| Textauszug |
Musicalbesuch, Millerntorstadion, Migräne, Meiningerhandymastenfurcht

„Mama, ich habe so starke Halsschmerzen, ich geh heute nicht in die Schule.“ Nun hatte es leider nicht nur immer wieder einige Schülerinnen und Schüler in meinen Klassen getroffen, sondern ebenso unseren jüngsten Sohn. Der Zeitpunkt seiner Erkrankung war alles andere als günstig, sollten wir doch nur 24 Stunden später bereits im Zug nach Hamburg sitzen.

Während ich mich am späten Abend schon einmal mit den Bedingungen unserer Reiserücktrittskostenversicherung auseinander gesetzt und in regelmäßigen Abständen vom trockenen Versicherungsdeutsch in die wesentlich angenehmere Sprache von zwei Reiseführern und einem ganz neu erschienenen Frauengesundheitsbuch, welche just an diesem Tag vor der Abreise zu Rezensionszwecken in unserem Briefkasten lagen, gewechselt hatte, glühte unser armer schlafender Sohn regelrecht und ich begann fieberhaft unsere Reise umzuplanen.

Wundersamerweise kam ich nach einer sehr kurzen Nacht zu zwei topfitten Söhnen. Dennoch sank die Stimmung noch vor dem Frühstück so tief in den Keller wie es einige Stunden später für uns in den hohen Norden gehen sollte. Wo war nur die Schokolade, welche ich am Tag zuvor noch extra aus dem Keller geholt und in ein Schüsselchen ins Wohnzimmer gelegt hatte?

Sie war und blieb spurlos verschwunden. im Gegensatz zu der ähnlichen Frühstückssituation wenige Tage zuvor, bei der sich zu meinem großen Ärger ebenfalls niemand für das Verschwinden der Schokolade verantwortlich erklärt hatte, die leeren Lindorschokokugelnpapierchen allerdings noch im Schüsselchen zu sehen waren, hatte der „Dieb“ dieses Mal seine Spuren besser verwischt.

Dies war allerdings das einzig Lobenswerte. Insgesamt macht es mich extrem wütend und traurig, dass sich zum einen keiner der Zwillinge zu der Tat bekannte, zum anderen – wesentlich schlimmer – ,dass die Schokolade höchstwahrscheinlich sogar „Spuren von Gluten“ (war sie ja nicht für unseren Zöli bestimmt gewesen) enthielt. Meinen Miss Marple- Künsten zu folgern schien just unser Zöli der Tatverdächtige zu sein.

| Aufgabe |
Führe den Text über die Reise nach Hamburg ab seinem letzten Satz fort. Die Einträge sind eigenständiges Material und gehören nicht zum Text über die Reise nach Hamburg.

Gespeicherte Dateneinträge
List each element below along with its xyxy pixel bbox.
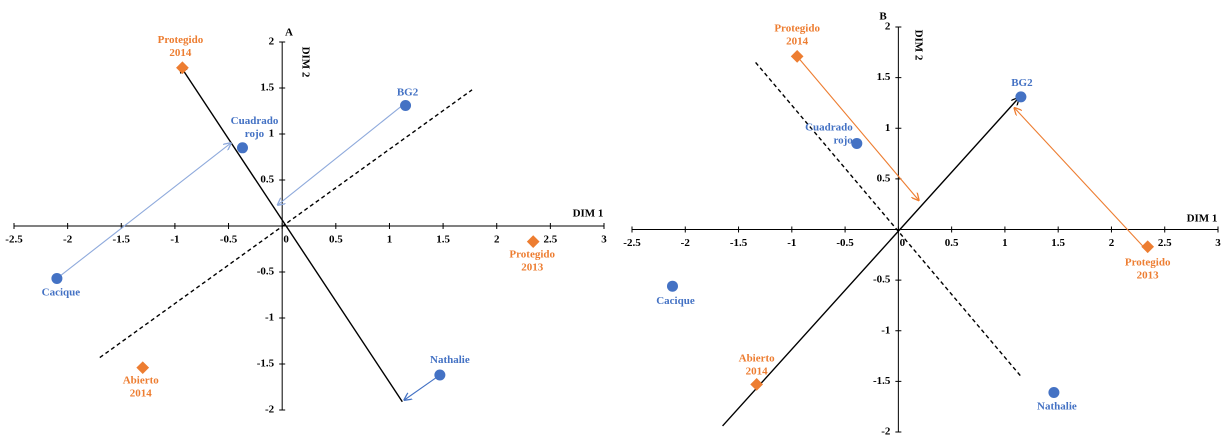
point-label: Abierto 2014 [123, 374, 160, 399]
dashed-line [755, 61, 1022, 377]
y-tick-label: 1 [269, 128, 275, 140]
point [1015, 91, 1027, 103]
point [750, 378, 764, 391]
point [526, 235, 540, 249]
y-tick-label: -0.5 [257, 266, 275, 278]
x-tick-label: -2 [681, 237, 691, 249]
x-tick-label: -2.5 [5, 234, 23, 246]
x-tick-label: 1.5 [436, 234, 450, 246]
y-tick-label: -1.5 [873, 375, 891, 387]
x-tick-label: 3 [1215, 237, 1221, 249]
x-tick-label: 0 [900, 237, 906, 249]
vector-line [796, 56, 918, 200]
x-tick-label: 0.5 [329, 234, 343, 246]
point-label: Cuadrado rojo [805, 121, 853, 146]
y-axis-title: DIM 2 [299, 47, 311, 78]
x-tick-label: 2.5 [543, 234, 557, 246]
y-tick-label: -0.5 [873, 274, 891, 286]
point [400, 99, 412, 111]
x-tick-label: -2 [63, 234, 73, 246]
point-label: Protegido 2013 [509, 248, 555, 273]
y-tick-label: -1.5 [257, 358, 275, 370]
point [51, 272, 63, 284]
vector-line [56, 143, 231, 279]
point [434, 369, 446, 381]
x-tick-label: 1 [1002, 237, 1008, 249]
point-label: Cacique [42, 286, 81, 298]
y-axis-title: DIM 2 [912, 30, 924, 61]
vector-line [1014, 108, 1144, 248]
y-tick-label: -2 [265, 404, 275, 416]
x-tick-label: 2 [494, 234, 500, 246]
point-label: Nathalie [1037, 400, 1077, 412]
point-label: Cacique [656, 295, 695, 307]
y-tick-label: -1 [881, 324, 890, 336]
chart-title: A [285, 27, 293, 39]
x-axis-title: DIM 1 [573, 208, 604, 220]
x-tick-label: -0.5 [220, 234, 238, 246]
y-tick-label: 1.5 [260, 82, 274, 94]
x-tick-label: 1.5 [1051, 237, 1065, 249]
point [851, 137, 863, 149]
point [1141, 240, 1155, 254]
y-tick-label: 2 [885, 21, 891, 33]
y-tick-label: 0.5 [877, 172, 891, 184]
point-label: Protegido 2013 [1125, 256, 1171, 281]
point-label: Nathalie [430, 354, 470, 366]
panel: -2.5 -2 -1.5 -1 -0.5 0 0.5 1 1.5 2 2.5 3 -2 -1.5 -1 -0.… [5, 27, 607, 416]
point [666, 280, 678, 292]
point [136, 361, 150, 375]
panel: -2.5 -2 -1.5 -1 -0.5 0 0.5 1 1.5 2 2.5 3 -2 -1.5 -1 -0.… [623, 11, 1221, 437]
point-label: Protegido 2014 [774, 22, 820, 47]
x-tick-label: 2 [1109, 237, 1115, 249]
chart-title: B [879, 11, 887, 23]
x-tick-label: -1 [787, 237, 796, 249]
point-label: Abierto 2014 [739, 352, 776, 377]
point-label: Protegido 2014 [158, 33, 204, 58]
x-tick-label: -0.5 [836, 237, 854, 249]
x-tick-label: -1.5 [113, 234, 131, 246]
vector-line [278, 105, 403, 204]
x-axis-title: DIM 1 [1187, 213, 1218, 225]
y-tick-label: -2 [881, 426, 891, 437]
y-tick-label: -1 [265, 312, 274, 324]
point-label: Cuadrado rojo [231, 114, 279, 139]
y-tick-label: 2 [269, 36, 275, 48]
x-tick-label: -1 [170, 234, 179, 246]
point-label: BG2 [397, 86, 419, 98]
dashed-line [99, 89, 473, 359]
x-tick-label: 3 [601, 234, 607, 246]
y-tick-label: 1 [885, 122, 891, 134]
x-tick-label: -2.5 [623, 237, 641, 249]
y-tick-label: 1.5 [877, 71, 891, 83]
vector-line [722, 98, 1019, 427]
x-tick-label: 0.5 [945, 237, 959, 249]
point [236, 142, 248, 154]
vector-line [404, 374, 441, 400]
x-tick-label: 0 [283, 234, 289, 246]
x-tick-label: 2.5 [1158, 237, 1172, 249]
y-tick-label: 0.5 [260, 174, 274, 186]
point [176, 61, 189, 75]
x-tick-label: 1 [387, 234, 393, 246]
point [1048, 387, 1060, 399]
x-tick-label: -1.5 [730, 237, 748, 249]
vector-line [180, 66, 403, 403]
point-label: BG2 [1011, 76, 1033, 88]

| Lösung |
Bei stoffwechselgesunden Kindern wäre das heimliche Naschen überhaupt kein Problem, so jedoch war ich sehr sauer und enttäuscht, da es für mich wirklich Tag für Tag einen großen Kraftakt darstellt, in all dem Alltagsfamilientrubel auch noch stets ohne einen einzigen Fehler zu machen für eine absolute Kontaminationsfreiheit zu sorgen, welche unser Jüngster mit solchen Aktionen vollkommen konterkariert.

Nach dem üblichen Erleiden der Migräneattacken meinerseits am Anreisetag und dem großen Unwohlsein, als ich feststellte, dass sich auf unserem Meiningerhotel in Hamburg-Altona eine Vielzahl von Mobilfunkantennen befinden sowie nach einer diabetesbedingt ausgesprochen schlafarmen Nacht, war der Pfingstsonntag von einem absoluten Highlight geprägt: dem Besuch des Musicals „König der Löwen“.

An diesem Pfingstsonntag wie auch an allen anderen Sonntagen gibt es sehr familienfreundliche Vorstellungszeiten, so dass wir bereits das Musical um 14.00 Uhr besuchen konnten. Nach einem vorigen Abstecher in das Millerntorstadion, der Spielstätte des FC St.Pauli, gestaltete sich bereits die Anfahrt zu dem Musicaltheaterhaus als etwas ganz Besonderes. Besteigt man hierfür doch einen kostenlosen Shuttle in Form einer Fähre, welche einen in wenigen Minuten an das andere Ufer bringt.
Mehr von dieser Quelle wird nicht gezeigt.